**STUDY QUESTIONS**
- a) In the piece on having a personal relationship with god, rewrite the stretch from "If there is" through "cards. Probably both.", substituting "divine being" for "deity".
- b) Proceed with the piece on having a personal relationship with god, picking up right after its last sentence.

If there is one expression that makes me gag in disbelief at the sheer amount of pompous, delusional self-aggrandizement then it would be
having a personal relationship with god.
First, what should we think of a person who claims to have a relationship with a deity? Doesn’t that immediately disqualify them from any further discourse? If someone in earnestly tells you a god is their personal friend, they are conceited jackasses, or are playing with only half a deck of cards. Probably both.
Just what goes through the mind of someone who feels they have to tell you something like this? It’s the ultimate name-dropping – is it even possible to appear more desperate in seeking attention? Just by itself, personal relationship with god is such a cringe-inducing, pathetic statement that I have difficulties hiding my contempt, and I usually have to avert my eyes.
Have you ever paused to think what this person, in all honesty is trying to tell you – what they have convinced themselves of, and what they want you to believe: that they regularly converse with a super-being; that this being not only exists, but that it takes their moronic views [Note: if you are a super being, all human thoughts are moronic by default – its intelligence would see past all our petty self interests and there would be nothing interesting we could contribute in an exchange of ideas with it] serious – and that this being offers personal insight, solace, and advice.
It gets worse: if we were to allow for all this to be true, we’d have to contend with the fact that even though these people regularly converse with a super-being, all advice and information they receive is stupid, ordinary, and banal: not one believer with a personal relationship to their god has ever shown to have supernatural understanding of, or brilliant insight into anything. So this super-being is either not very smart, or deliberately feeding its counterpart bad information. Which means that you have a personal relationship with an über-prankster, a being that continually has jokes on your account.
So, just by looking at the record we know that bragging about a personal relationship with gods is a sure way to get you and your god ridiculed – for good, documented reason.

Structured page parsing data
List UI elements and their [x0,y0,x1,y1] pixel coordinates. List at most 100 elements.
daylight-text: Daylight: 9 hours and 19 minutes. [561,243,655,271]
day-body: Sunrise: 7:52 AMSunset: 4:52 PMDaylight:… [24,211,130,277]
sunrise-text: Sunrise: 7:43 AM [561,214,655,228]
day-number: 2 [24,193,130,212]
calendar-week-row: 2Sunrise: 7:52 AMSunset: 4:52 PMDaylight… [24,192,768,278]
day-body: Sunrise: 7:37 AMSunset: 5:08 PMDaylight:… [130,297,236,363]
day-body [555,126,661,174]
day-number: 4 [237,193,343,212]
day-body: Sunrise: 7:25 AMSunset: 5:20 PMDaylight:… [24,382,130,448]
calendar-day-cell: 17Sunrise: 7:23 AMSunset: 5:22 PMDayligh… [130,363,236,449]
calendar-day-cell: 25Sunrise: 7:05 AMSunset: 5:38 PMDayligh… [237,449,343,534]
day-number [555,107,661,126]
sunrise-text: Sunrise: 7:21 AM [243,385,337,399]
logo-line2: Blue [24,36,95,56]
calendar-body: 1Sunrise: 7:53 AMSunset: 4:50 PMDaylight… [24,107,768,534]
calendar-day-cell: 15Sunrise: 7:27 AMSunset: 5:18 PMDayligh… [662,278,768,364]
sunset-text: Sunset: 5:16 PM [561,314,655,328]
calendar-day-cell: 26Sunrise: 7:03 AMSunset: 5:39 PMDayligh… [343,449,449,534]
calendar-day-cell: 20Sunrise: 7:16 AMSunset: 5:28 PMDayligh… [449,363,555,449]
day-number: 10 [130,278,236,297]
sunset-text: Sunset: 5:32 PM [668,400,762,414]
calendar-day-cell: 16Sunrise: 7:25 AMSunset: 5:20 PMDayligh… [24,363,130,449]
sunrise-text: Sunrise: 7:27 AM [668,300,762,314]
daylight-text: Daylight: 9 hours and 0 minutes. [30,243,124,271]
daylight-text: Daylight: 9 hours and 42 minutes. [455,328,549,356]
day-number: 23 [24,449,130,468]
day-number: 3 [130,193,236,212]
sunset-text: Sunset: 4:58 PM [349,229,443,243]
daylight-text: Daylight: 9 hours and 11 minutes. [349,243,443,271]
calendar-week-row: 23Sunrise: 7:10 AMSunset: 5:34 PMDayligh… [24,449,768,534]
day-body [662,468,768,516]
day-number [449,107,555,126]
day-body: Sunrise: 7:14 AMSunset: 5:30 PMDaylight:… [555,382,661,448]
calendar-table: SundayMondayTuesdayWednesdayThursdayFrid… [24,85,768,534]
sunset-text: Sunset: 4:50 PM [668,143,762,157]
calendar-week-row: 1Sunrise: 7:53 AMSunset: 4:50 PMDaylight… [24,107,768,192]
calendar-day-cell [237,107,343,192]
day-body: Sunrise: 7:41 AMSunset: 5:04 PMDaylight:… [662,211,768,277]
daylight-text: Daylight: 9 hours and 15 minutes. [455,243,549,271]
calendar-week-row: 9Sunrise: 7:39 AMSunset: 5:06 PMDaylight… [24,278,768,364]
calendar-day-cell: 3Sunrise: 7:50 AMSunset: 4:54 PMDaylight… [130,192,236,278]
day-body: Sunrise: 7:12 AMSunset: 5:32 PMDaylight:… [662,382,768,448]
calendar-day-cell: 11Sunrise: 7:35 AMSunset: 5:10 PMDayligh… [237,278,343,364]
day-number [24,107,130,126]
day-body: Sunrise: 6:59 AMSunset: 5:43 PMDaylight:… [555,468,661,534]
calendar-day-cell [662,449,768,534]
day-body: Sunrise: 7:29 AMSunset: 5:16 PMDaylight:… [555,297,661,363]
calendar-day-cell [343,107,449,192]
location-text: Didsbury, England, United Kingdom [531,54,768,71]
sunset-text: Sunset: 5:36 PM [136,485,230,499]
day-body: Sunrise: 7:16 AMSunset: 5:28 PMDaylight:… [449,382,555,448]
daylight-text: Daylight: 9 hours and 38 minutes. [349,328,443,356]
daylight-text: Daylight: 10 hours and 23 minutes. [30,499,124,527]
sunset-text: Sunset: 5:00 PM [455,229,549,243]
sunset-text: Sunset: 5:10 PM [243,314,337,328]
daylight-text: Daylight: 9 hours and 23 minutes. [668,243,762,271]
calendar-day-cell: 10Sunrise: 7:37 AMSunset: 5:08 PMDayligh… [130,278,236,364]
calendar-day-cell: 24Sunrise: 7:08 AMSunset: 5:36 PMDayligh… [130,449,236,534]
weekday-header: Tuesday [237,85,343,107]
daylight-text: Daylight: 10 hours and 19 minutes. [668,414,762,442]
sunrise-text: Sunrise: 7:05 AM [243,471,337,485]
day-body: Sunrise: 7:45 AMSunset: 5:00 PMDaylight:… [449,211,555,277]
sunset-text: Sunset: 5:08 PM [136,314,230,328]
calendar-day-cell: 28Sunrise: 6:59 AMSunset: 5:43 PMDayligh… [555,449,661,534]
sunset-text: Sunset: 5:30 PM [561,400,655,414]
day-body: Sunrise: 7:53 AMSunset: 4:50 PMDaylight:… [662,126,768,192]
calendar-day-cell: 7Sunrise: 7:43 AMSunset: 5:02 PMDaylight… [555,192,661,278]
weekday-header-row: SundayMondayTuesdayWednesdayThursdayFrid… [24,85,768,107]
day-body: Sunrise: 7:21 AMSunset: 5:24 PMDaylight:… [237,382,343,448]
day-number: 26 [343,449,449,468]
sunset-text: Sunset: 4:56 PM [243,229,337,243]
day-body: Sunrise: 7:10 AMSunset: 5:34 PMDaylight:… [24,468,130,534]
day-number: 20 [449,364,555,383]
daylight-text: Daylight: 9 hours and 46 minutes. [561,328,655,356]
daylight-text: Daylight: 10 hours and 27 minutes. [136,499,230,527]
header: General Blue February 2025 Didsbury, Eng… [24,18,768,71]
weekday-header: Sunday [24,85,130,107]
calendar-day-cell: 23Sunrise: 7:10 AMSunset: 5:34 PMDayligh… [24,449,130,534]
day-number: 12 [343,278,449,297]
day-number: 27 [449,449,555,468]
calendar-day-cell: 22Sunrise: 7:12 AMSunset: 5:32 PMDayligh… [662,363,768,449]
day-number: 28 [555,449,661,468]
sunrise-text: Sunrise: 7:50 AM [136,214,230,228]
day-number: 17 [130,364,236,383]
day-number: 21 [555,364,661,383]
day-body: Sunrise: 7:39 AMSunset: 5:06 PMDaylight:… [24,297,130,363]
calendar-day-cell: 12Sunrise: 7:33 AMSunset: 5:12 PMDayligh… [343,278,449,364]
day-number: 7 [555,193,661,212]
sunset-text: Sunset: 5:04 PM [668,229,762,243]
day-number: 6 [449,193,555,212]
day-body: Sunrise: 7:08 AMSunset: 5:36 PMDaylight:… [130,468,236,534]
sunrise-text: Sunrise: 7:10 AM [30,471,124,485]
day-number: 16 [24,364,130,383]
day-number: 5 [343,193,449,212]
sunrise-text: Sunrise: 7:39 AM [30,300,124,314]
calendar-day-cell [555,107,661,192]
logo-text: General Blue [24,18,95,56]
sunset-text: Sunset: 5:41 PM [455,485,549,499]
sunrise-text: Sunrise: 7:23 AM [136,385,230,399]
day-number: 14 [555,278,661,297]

**RESPONSES TO THE TASKS**
- a)
If there is one expression that makes me gag in disbelief at the sheer amount of pompous, delusional self-aggrandizement then it would be
having a personal relationship with god.
First, what should we think of a person who claims to have a relationship with a divine being? Doesn’t that immediately disqualify them from any further discourse? If someone in earnestly tells you a god is their personal friend, they are conceited jackasses, or are playing with only half a deck of cards. Probably both.

- b)
Yet that is only half of what makes the expression so fundamentally stupid. Let’s say that we agree that the person claiming to have a relationship with god is not stark raving mad. This means that they tacitly agree that it’s more likely to have a relationship with a pet rock than an entity that nobody ever saw or could be proven to exist. A pet rock you can at least hold in your hand – but it would never answer to any kind of interaction. Yet, any sane relationship requires interaction from both sides. What would you think about a person who earnestly tells you they have a relationship with a rock? Wouldn’t you think them at least a bit pitiful?
What, then, would you think of a person who tells you that they have a relationship with a pet rock that you can’t see, touch, feel or otherwise detect?
But it’s the personal bit, the utter ridiculousness of the insinuation that the relationship is based on personal exchange that makes it such a tragically pathetic proposition, so impossible to accept. Because, let’s face it, it’s not personal until the object of your relationship responds to your individual communication, in ways curtailed to you. Everyone knows that when gods talk to you, you have gone mad. So again, there is tacit agreement that, clinical cases aside, in this ‘personal relationship’ the other side has never, ever, responded. And yet these people call it a personal relationship.
So why are they doing it? Pompous self-importance perhaps. Trying to impress the easily impressed probably. In many cases, they have been told this idiocy by other believers – and repeat it now in vain hope that if they say it often enough they would someday believe it themselves.